=== Given entries ===

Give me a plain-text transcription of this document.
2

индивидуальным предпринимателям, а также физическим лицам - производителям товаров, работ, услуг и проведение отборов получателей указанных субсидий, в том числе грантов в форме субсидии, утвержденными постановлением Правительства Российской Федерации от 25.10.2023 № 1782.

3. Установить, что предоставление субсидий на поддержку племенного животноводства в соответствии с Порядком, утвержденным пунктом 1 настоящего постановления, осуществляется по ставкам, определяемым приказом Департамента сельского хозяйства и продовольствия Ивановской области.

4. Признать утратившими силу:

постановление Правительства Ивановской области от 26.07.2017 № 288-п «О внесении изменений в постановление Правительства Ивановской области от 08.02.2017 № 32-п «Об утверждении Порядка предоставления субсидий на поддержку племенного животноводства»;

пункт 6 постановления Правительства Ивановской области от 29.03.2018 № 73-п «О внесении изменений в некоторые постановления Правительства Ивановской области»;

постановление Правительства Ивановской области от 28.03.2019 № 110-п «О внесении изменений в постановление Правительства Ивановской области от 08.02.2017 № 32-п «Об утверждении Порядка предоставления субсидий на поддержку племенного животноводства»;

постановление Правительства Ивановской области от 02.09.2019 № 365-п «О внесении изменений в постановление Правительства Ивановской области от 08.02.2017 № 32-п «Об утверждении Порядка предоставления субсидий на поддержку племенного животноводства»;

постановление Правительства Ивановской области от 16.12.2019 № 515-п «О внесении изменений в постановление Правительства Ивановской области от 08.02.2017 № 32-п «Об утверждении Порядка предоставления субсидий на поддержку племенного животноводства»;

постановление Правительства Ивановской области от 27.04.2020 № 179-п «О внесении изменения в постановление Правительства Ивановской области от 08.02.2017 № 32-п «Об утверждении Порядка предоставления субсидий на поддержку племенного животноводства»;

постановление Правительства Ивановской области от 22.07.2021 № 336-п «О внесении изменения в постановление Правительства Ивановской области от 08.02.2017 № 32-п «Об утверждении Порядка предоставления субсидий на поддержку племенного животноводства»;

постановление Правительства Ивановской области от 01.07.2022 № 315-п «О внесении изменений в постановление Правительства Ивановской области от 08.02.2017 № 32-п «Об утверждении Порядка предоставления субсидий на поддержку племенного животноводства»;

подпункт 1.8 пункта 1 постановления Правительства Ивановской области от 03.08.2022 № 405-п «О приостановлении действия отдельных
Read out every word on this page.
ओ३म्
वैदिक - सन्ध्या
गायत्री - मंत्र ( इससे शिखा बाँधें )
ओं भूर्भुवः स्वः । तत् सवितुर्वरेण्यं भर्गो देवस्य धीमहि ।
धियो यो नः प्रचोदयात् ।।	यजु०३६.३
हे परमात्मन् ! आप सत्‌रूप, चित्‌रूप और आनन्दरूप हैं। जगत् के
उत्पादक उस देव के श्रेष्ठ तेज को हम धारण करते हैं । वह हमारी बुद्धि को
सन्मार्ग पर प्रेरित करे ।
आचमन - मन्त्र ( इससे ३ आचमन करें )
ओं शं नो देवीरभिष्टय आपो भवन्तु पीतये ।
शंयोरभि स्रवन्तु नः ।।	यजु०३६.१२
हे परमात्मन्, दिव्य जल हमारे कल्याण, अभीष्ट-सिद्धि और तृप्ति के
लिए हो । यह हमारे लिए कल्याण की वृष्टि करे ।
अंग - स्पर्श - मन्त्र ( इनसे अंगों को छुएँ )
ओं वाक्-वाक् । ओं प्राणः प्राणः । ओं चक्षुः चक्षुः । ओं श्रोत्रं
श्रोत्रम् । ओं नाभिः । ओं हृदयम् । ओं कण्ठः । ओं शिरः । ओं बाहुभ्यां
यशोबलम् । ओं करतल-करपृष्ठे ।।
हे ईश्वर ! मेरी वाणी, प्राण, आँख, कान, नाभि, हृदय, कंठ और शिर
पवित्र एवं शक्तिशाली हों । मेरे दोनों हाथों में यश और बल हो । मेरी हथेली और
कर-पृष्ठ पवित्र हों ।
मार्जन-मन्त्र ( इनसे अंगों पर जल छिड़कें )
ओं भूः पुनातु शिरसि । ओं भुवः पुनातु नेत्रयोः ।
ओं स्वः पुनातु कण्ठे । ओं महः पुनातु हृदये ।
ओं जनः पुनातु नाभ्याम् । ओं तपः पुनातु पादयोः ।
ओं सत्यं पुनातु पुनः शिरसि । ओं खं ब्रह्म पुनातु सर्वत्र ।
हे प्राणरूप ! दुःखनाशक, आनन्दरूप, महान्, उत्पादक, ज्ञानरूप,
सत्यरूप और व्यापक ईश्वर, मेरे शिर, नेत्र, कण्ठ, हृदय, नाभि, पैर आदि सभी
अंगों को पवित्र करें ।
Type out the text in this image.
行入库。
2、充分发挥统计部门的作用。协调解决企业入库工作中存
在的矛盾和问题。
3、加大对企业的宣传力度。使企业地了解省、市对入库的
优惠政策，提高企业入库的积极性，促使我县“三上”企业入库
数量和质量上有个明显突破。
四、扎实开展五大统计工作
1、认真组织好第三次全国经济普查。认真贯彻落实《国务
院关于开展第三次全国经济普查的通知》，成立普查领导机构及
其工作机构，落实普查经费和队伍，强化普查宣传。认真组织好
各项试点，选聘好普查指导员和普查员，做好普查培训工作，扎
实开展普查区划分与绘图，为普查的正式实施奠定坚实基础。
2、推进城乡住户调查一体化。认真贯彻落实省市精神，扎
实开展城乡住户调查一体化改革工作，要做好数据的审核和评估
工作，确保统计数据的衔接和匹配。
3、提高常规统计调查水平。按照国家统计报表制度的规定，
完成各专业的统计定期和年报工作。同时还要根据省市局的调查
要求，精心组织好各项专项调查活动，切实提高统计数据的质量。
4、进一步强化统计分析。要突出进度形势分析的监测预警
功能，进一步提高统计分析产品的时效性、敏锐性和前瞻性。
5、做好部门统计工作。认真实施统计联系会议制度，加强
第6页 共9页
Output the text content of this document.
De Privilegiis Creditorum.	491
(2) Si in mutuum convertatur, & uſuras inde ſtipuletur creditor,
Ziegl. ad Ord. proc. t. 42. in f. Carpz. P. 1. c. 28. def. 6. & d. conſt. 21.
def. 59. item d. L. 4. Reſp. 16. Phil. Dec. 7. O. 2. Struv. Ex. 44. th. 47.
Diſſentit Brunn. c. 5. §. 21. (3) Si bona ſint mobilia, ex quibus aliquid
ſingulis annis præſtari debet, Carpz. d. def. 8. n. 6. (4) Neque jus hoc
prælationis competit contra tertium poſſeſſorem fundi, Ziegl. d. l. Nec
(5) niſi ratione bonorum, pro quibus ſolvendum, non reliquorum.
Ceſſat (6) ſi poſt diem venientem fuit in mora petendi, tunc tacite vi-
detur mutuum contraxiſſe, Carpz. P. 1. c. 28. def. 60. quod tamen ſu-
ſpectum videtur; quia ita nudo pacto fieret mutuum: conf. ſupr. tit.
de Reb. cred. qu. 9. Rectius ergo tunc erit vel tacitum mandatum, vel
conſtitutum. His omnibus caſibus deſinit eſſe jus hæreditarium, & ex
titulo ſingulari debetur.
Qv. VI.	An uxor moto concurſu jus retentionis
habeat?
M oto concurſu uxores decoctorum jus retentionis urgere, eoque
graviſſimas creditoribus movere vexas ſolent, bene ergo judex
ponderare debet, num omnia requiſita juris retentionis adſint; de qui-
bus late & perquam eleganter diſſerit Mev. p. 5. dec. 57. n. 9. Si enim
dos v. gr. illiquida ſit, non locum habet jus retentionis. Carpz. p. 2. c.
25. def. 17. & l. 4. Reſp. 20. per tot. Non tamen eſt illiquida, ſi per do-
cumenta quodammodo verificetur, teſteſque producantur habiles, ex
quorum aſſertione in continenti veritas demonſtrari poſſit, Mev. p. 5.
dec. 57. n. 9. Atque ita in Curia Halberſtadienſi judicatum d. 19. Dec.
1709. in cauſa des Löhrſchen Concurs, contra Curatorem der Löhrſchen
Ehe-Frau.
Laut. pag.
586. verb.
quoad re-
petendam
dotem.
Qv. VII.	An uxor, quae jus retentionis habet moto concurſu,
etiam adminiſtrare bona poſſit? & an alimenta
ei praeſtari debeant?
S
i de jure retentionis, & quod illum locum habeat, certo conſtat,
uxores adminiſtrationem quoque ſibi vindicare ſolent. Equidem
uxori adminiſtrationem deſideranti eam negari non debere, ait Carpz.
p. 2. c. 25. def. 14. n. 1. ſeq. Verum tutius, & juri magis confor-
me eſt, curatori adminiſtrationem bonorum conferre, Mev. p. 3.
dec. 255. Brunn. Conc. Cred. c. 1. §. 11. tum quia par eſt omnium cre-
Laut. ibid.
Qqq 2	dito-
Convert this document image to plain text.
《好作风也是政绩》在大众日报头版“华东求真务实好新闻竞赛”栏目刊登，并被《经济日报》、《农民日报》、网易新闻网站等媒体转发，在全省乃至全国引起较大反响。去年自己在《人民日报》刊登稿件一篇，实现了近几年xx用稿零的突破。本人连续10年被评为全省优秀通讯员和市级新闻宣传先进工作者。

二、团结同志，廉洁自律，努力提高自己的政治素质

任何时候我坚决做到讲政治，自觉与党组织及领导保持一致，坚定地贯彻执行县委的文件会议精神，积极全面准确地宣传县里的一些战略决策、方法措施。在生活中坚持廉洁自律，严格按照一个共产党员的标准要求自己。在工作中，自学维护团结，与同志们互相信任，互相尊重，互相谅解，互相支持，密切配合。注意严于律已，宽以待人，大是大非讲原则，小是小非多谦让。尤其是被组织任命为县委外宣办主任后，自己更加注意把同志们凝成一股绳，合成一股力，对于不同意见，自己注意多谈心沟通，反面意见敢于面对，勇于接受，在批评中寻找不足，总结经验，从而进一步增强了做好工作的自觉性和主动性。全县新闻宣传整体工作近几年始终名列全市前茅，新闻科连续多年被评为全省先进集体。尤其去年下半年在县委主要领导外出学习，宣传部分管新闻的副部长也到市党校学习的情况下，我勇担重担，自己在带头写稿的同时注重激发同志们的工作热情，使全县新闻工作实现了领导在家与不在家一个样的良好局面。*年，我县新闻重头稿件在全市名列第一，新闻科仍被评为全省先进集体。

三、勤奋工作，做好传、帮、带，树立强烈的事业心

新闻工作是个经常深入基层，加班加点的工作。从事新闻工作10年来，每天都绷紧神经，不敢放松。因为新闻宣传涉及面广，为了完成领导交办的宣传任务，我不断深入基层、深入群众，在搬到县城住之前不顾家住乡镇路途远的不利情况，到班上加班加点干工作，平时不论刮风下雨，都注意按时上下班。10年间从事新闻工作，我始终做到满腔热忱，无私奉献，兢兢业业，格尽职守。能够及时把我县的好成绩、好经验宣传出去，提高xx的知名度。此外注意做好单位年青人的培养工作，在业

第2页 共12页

===

## Stated task
Work out the count of lines containing the word "постановления", then write only that count.

## Expected output
3